=== Dataset entries ===

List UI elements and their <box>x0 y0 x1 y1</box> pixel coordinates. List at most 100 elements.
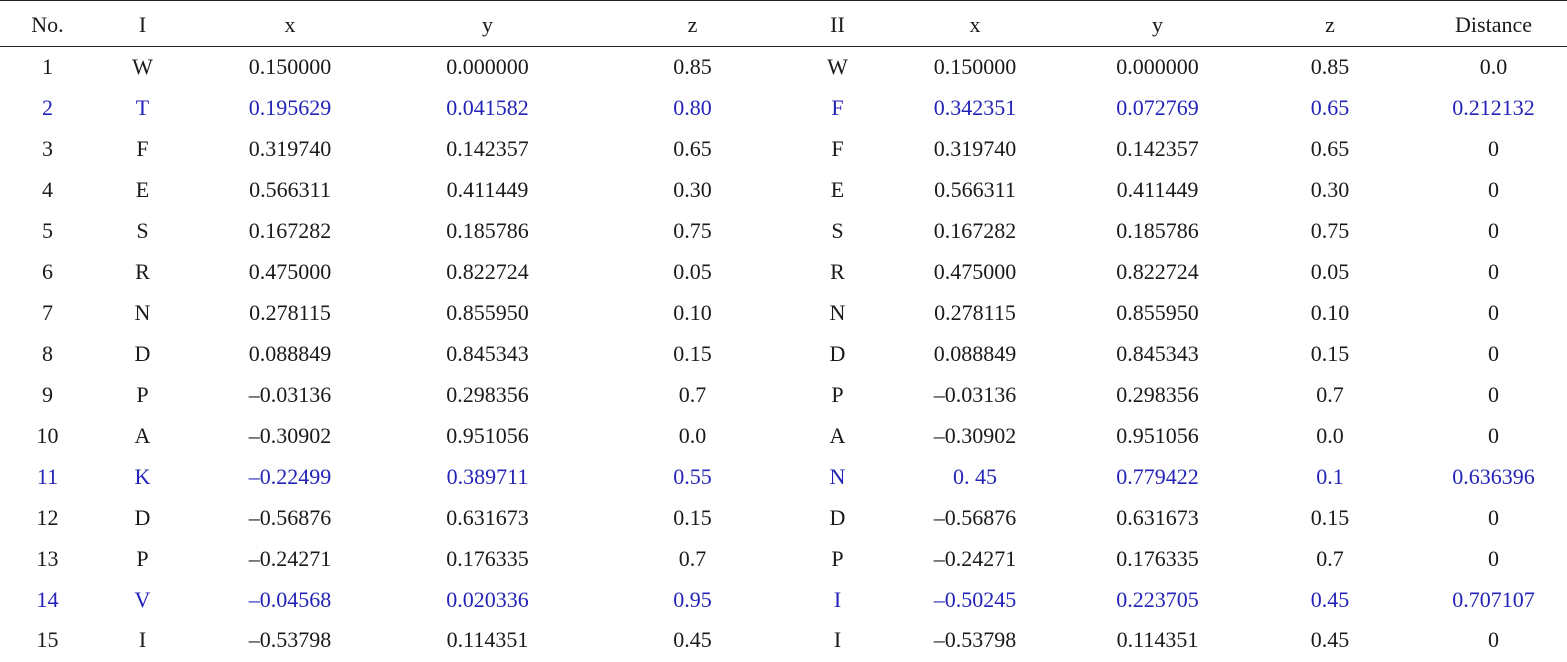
cell-x-i: –0.30902 <box>248 423 332 448</box>
cell-x-ii: –0.50245 <box>933 587 1017 612</box>
cell-no: 5 <box>42 218 53 243</box>
cell-ii: S <box>831 218 844 243</box>
cell-i: D <box>134 341 151 366</box>
cell-x-i: 0.195629 <box>248 95 332 120</box>
cell-y-i: 0.822724 <box>446 259 529 284</box>
cell-no: 13 <box>36 546 59 571</box>
cell-distance: 0 <box>1488 259 1499 284</box>
cell-ii: F <box>831 95 844 120</box>
cell-x-ii: 0.150000 <box>933 54 1017 80</box>
table-row: 10 A –0.30902 0.951056 0.0 A –0.30902 0.951056 0… <box>0 416 1567 457</box>
cell-distance: 0 <box>1488 341 1499 366</box>
header-y-i: y <box>390 0 585 47</box>
table-row: 11 K –0.22499 0.389711 0.55 N 0. 45 0.779422 0.1… <box>0 457 1567 498</box>
cell-y-ii: 0.298356 <box>1116 382 1199 407</box>
header-row: No. I x y z II x y z Distance <box>0 0 1567 47</box>
cell-i: P <box>136 382 149 407</box>
cell-y-i: 0.631673 <box>446 505 529 530</box>
cell-x-i: 0.319740 <box>248 136 332 161</box>
cell-x-i: –0.04568 <box>248 587 332 612</box>
header-x-ii: x <box>875 0 1075 47</box>
cell-no: 14 <box>36 587 59 612</box>
cell-y-i: 0.114351 <box>446 627 529 652</box>
cell-z-i: 0.15 <box>673 341 712 366</box>
cell-ii: P <box>831 382 844 407</box>
cell-i: S <box>136 218 149 243</box>
cell-y-i: 0.389711 <box>446 464 529 489</box>
table-row: 12 D –0.56876 0.631673 0.15 D –0.56876 0.631673… <box>0 498 1567 539</box>
header-z-ii: z <box>1240 0 1420 47</box>
cell-distance: 0.707107 <box>1452 587 1535 612</box>
cell-z-ii: 0.45 <box>1310 627 1350 652</box>
cell-x-i: 0.566311 <box>249 177 331 202</box>
cell-x-i: –0.24271 <box>248 546 332 571</box>
table-row: 9 P –0.03136 0.298356 0.7 P –0.03136 0.298356 0.… <box>0 375 1567 416</box>
cell-i: W <box>132 54 153 80</box>
cell-i: K <box>134 464 151 489</box>
cell-z-i: 0.05 <box>673 259 712 284</box>
table-row: 2 T 0.195629 0.041582 0.80 F 0.342351 0.072769 0… <box>0 88 1567 129</box>
cell-y-ii: 0.631673 <box>1116 505 1199 530</box>
cell-z-i: 0.45 <box>673 627 712 652</box>
cell-y-i: 0.298356 <box>446 382 529 407</box>
cell-y-ii: 0.176335 <box>1116 546 1199 571</box>
cell-z-i: 0.7 <box>678 382 707 407</box>
cell-y-ii: 0.223705 <box>1116 587 1199 612</box>
cell-y-i: 0.020336 <box>446 587 529 612</box>
header-x-i: x <box>190 0 390 47</box>
cell-i: R <box>135 259 150 284</box>
cell-y-ii: 0.855950 <box>1116 300 1199 325</box>
table-row: 13 P –0.24271 0.176335 0.7 P –0.24271 0.176335 0… <box>0 539 1567 580</box>
cell-ii: A <box>829 423 846 448</box>
cell-no: 4 <box>42 177 53 202</box>
cell-i: T <box>135 95 150 120</box>
cell-no: 2 <box>42 95 53 120</box>
cell-z-ii: 0.1 <box>1316 464 1344 489</box>
table-row: 4 E 0.566311 0.411449 0.30 E 0.566311 0.411449 0… <box>0 170 1567 211</box>
cell-ii: N <box>829 300 846 325</box>
cell-ii: D <box>829 505 846 530</box>
cell-y-ii: 0.822724 <box>1116 259 1199 284</box>
table-header: No. I x y z II x y z Distance <box>0 0 1567 47</box>
cell-ii: I <box>833 627 842 652</box>
cell-z-i: 0.75 <box>673 218 712 243</box>
cell-z-ii: 0.65 <box>1310 136 1350 161</box>
cell-no: 7 <box>42 300 53 325</box>
cell-y-ii: 0.072769 <box>1116 95 1199 120</box>
table-row: 7 N 0.278115 0.855950 0.10 N 0.278115 0.855950 0… <box>0 293 1567 334</box>
cell-distance: 0 <box>1488 300 1499 325</box>
header-y-ii: y <box>1075 0 1240 47</box>
cell-z-ii: 0.45 <box>1310 587 1350 612</box>
cell-i: I <box>138 627 147 652</box>
cell-z-i: 0.85 <box>673 54 712 80</box>
cell-z-ii: 0.30 <box>1310 177 1350 202</box>
cell-x-ii: 0.319740 <box>933 136 1017 161</box>
cell-x-ii: –0.53798 <box>933 627 1017 652</box>
cell-x-i: 0.278115 <box>249 300 331 325</box>
table-body: 1 W 0.150000 0.000000 0.85 W 0.150000 0.000000 0… <box>0 47 1567 662</box>
cell-ii: R <box>830 259 845 284</box>
cell-i: P <box>136 546 149 571</box>
cell-ii: I <box>833 587 842 612</box>
cell-y-ii: 0.779422 <box>1116 464 1199 489</box>
cell-x-ii: 0.566311 <box>934 177 1016 202</box>
cell-x-i: –0.56876 <box>248 505 332 530</box>
table-row: 6 R 0.475000 0.822724 0.05 R 0.475000 0.822724 0… <box>0 252 1567 293</box>
cell-ii: D <box>829 341 846 366</box>
cell-y-ii: 0.845343 <box>1116 341 1199 366</box>
cell-ii: P <box>831 546 844 571</box>
cell-y-i: 0.142357 <box>446 136 529 161</box>
header-i: I <box>95 0 190 47</box>
cell-x-ii: 0. 45 <box>953 464 997 489</box>
cell-x-ii: –0.24271 <box>933 546 1017 571</box>
cell-ii: F <box>831 136 844 161</box>
cell-y-i: 0.041582 <box>446 95 529 120</box>
cell-x-i: 0.475000 <box>248 259 332 284</box>
cell-no: 8 <box>42 341 53 366</box>
cell-distance: 0.212132 <box>1452 95 1535 120</box>
cell-z-ii: 0.65 <box>1310 95 1350 120</box>
cell-no: 1 <box>42 54 53 80</box>
cell-y-ii: 0.185786 <box>1116 218 1199 243</box>
cell-z-ii: 0.15 <box>1310 505 1350 530</box>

===

* **Objective**: Recast the whole listing as a Markdown table with two columns, Row and Entry, numbering each row and skipping blank lines. Leave the pictures out.

* **Solution to the problem**:
| Row | Entry |
|---|---|
| 1 | List UI elements and their <box>x0 y0 x1 y1</box> pixel coordinates. List at most 100 elements. |
| 2 | cell-x-i: –0.30902 <box>248 423 332 448</box> |
| 3 | cell-x-ii: –0.50245 <box>933 587 1017 612</box> |
| 4 | cell-no: 5 <box>42 218 53 243</box> |
| 5 | cell-ii: S <box>831 218 844 243</box> |
| 6 | cell-i: D <box>134 341 151 366</box> |
| 7 | cell-x-i: 0.195629 <box>248 95 332 120</box> |
| 8 | cell-y-i: 0.822724 <box>446 259 529 284</box> |
| 9 | cell-no: 13 <box>36 546 59 571</box> |
| 10 | cell-distance: 0 <box>1488 259 1499 284</box> |
| 11 | cell-ii: F <box>831 95 844 120</box> |
| 12 | cell-x-ii: 0.150000 <box>933 54 1017 80</box> |
| 13 | table-row: 10 A –0.30902 0.951056 0.0 A –0.30902 0.951056 0… <box>0 416 1567 457</box> |
| 14 | cell-distance: 0 <box>1488 341 1499 366</box> |
| 15 | header-y-i: y <box>390 0 585 47</box> |
| 16 | table-row: 11 K –0.22499 0.389711 0.55 N 0. 45 0.779422 0.1… <box>0 457 1567 498</box> |
| 17 | cell-y-ii: 0.298356 <box>1116 382 1199 407</box> |
| 18 | header-row: No. I x y z II x y z Distance <box>0 0 1567 47</box> |
| 19 | cell-i: P <box>136 382 149 407</box> |
| 20 | cell-y-i: 0.631673 <box>446 505 529 530</box> |
| 21 | cell-x-i: 0.319740 <box>248 136 332 161</box> |
| 22 | cell-x-i: –0.04568 <box>248 587 332 612</box> |
| 23 | header-x-ii: x <box>875 0 1075 47</box> |
| 24 | cell-no: 14 <box>36 587 59 612</box> |
| 25 | cell-y-i: 0.114351 <box>446 627 529 652</box> |
| 26 | cell-z-i: 0.15 <box>673 341 712 366</box> |
| 27 | cell-ii: P <box>831 382 844 407</box> |
| 28 | cell-i: S <box>136 218 149 243</box> |
| 29 | cell-y-i: 0.389711 <box>446 464 529 489</box> |
| 30 | table-row: 12 D –0.56876 0.631673 0.15 D –0.56876 0.631673… <box>0 498 1567 539</box> |
| 31 | header-z-ii: z <box>1240 0 1420 47</box> |
| 32 | cell-distance: 0.707107 <box>1452 587 1535 612</box> |
| 33 | cell-z-ii: 0.45 <box>1310 627 1350 652</box> |
| 34 | cell-x-i: 0.566311 <box>249 177 331 202</box> |
| 35 | cell-x-i: –0.24271 <box>248 546 332 571</box> |
| 36 | table-row: 9 P –0.03136 0.298356 0.7 P –0.03136 0.298356 0.… <box>0 375 1567 416</box> |
| 37 | cell-i: W <box>132 54 153 80</box> |
| 38 | cell-i: K <box>134 464 151 489</box> |
| 39 | cell-z-i: 0.05 <box>673 259 712 284</box> |
| 40 | table-row: 2 T 0.195629 0.041582 0.80 F 0.342351 0.072769 0… <box>0 88 1567 129</box> |
| 41 | cell-y-ii: 0.631673 <box>1116 505 1199 530</box> |
| 42 | cell-z-i: 0.45 <box>673 627 712 652</box> |
| 43 | cell-y-i: 0.298356 <box>446 382 529 407</box> |
| 44 | cell-y-ii: 0.176335 <box>1116 546 1199 571</box> |
| 45 | cell-z-i: 0.7 <box>678 382 707 407</box> |
| 46 | cell-y-ii: 0.223705 <box>1116 587 1199 612</box> |
| 47 | cell-y-i: 0.020336 <box>446 587 529 612</box> |
| 48 | header-x-i: x <box>190 0 390 47</box> |
| 49 | cell-i: R <box>135 259 150 284</box> |
| 50 | cell-y-ii: 0.855950 <box>1116 300 1199 325</box> |
| 51 | table-row: 13 P –0.24271 0.176335 0.7 P –0.24271 0.176335 0… <box>0 539 1567 580</box> |
| 52 | cell-ii: A <box>829 423 846 448</box> |
| 53 | cell-no: 4 <box>42 177 53 202</box> |
| 54 | cell-i: T <box>135 95 150 120</box> |
| 55 | cell-no: 2 <box>42 95 53 120</box> |
| 56 | cell-z-ii: 0.1 <box>1316 464 1344 489</box> |
| 57 | table-row: 4 E 0.566311 0.411449 0.30 E 0.566311 0.411449 0… <box>0 170 1567 211</box> |
| 58 | cell-ii: N <box>829 300 846 325</box> |
| 59 | cell-ii: D <box>829 505 846 530</box> |
| 60 | cell-y-ii: 0.822724 <box>1116 259 1199 284</box> |
| 61 | table-header: No. I x y z II x y z Distance <box>0 0 1567 47</box> |
| 62 | cell-ii: I <box>833 627 842 652</box> |
| 63 | cell-z-i: 0.75 <box>673 218 712 243</box> |
| 64 | cell-z-ii: 0.65 <box>1310 136 1350 161</box> |
| 65 | cell-no: 7 <box>42 300 53 325</box> |
| 66 | cell-y-ii: 0.072769 <box>1116 95 1199 120</box> |
| 67 | table-row: 7 N 0.278115 0.855950 0.10 N 0.278115 0.855950 0… <box>0 293 1567 334</box> |
| 68 | cell-distance: 0 <box>1488 300 1499 325</box> |
| 69 | header-y-ii: y <box>1075 0 1240 47</box> |
| 70 | cell-z-ii: 0.45 <box>1310 587 1350 612</box> |
| 71 | cell-i: I <box>138 627 147 652</box> |
| 72 | cell-z-i: 0.85 <box>673 54 712 80</box> |
| 73 | cell-z-ii: 0.30 <box>1310 177 1350 202</box> |
| 74 | cell-x-ii: 0.319740 <box>933 136 1017 161</box> |
| 75 | cell-x-ii: –0.53798 <box>933 627 1017 652</box> |
| 76 | cell-x-i: 0.278115 <box>249 300 331 325</box> |
| 77 | table-body: 1 W 0.150000 0.000000 0.85 W 0.150000 0.000000 0… <box>0 47 1567 662</box> |
| 78 | cell-ii: R <box>830 259 845 284</box> |
| 79 | cell-i: P <box>136 546 149 571</box> |
| 80 | cell-ii: I <box>833 587 842 612</box> |
| 81 | cell-y-ii: 0.779422 <box>1116 464 1199 489</box> |
| 82 | cell-x-ii: 0.566311 <box>934 177 1016 202</box> |
| 83 | cell-x-i: –0.56876 <box>248 505 332 530</box> |
| 84 | table-row: 6 R 0.475000 0.822724 0.05 R 0.475000 0.822724 0… <box>0 252 1567 293</box> |
| 85 | cell-ii: D <box>829 341 846 366</box> |
| 86 | cell-y-ii: 0.845343 <box>1116 341 1199 366</box> |
| 87 | cell-ii: P <box>831 546 844 571</box> |
| 88 | cell-y-i: 0.142357 <box>446 136 529 161</box> |
| 89 | header-i: I <box>95 0 190 47</box> |
| 90 | cell-x-ii: 0. 45 <box>953 464 997 489</box> |
| 91 | cell-x-ii: –0.24271 <box>933 546 1017 571</box> |
| 92 | cell-ii: F <box>831 136 844 161</box> |
| 93 | cell-y-i: 0.041582 <box>446 95 529 120</box> |
| 94 | cell-x-i: 0.475000 <box>248 259 332 284</box> |
| 95 | cell-no: 8 <box>42 341 53 366</box> |
| 96 | cell-distance: 0.212132 <box>1452 95 1535 120</box> |
| 97 | cell-z-ii: 0.65 <box>1310 95 1350 120</box> |
| 98 | cell-no: 1 <box>42 54 53 80</box> |
| 99 | cell-y-ii: 0.185786 <box>1116 218 1199 243</box> |
| 100 | cell-z-ii: 0.15 <box>1310 505 1350 530</box> |